start
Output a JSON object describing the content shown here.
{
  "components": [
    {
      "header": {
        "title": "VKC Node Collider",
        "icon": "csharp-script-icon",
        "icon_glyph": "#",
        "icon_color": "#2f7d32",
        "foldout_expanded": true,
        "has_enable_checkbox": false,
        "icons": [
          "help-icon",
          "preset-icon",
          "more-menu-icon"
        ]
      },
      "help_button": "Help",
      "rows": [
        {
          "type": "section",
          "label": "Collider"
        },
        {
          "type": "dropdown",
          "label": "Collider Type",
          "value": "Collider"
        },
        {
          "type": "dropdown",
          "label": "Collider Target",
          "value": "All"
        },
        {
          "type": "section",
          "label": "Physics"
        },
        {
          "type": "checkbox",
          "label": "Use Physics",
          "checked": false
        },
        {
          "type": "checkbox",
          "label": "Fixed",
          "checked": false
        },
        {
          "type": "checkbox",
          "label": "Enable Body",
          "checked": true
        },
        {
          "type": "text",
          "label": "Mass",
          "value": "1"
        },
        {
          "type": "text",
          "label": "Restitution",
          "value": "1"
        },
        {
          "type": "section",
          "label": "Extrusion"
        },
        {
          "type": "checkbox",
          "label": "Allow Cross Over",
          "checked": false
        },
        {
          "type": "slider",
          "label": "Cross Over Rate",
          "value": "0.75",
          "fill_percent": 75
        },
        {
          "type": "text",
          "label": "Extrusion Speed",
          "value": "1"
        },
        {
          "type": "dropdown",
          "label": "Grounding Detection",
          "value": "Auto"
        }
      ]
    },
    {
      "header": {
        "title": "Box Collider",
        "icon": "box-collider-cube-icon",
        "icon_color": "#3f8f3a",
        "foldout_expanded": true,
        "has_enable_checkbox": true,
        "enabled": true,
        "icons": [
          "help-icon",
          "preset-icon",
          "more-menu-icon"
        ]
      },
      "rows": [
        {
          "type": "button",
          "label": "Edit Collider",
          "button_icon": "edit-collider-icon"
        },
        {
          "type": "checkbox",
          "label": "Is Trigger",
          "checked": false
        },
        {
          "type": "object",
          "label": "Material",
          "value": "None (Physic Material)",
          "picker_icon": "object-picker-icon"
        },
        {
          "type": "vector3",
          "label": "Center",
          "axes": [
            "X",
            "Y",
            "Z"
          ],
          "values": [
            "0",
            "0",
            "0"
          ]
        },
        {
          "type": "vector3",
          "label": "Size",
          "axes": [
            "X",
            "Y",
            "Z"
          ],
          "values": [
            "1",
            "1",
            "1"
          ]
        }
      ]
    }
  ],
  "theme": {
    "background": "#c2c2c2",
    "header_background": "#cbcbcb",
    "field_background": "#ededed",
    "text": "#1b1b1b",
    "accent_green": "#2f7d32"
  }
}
end
### Instructions for the task
Look through the entries above and report each line where the string "object" occurs.

### Task result
Output a JSON object describing the content shown here.
          "type": "object",
          "picker_icon": "object-picker-icon"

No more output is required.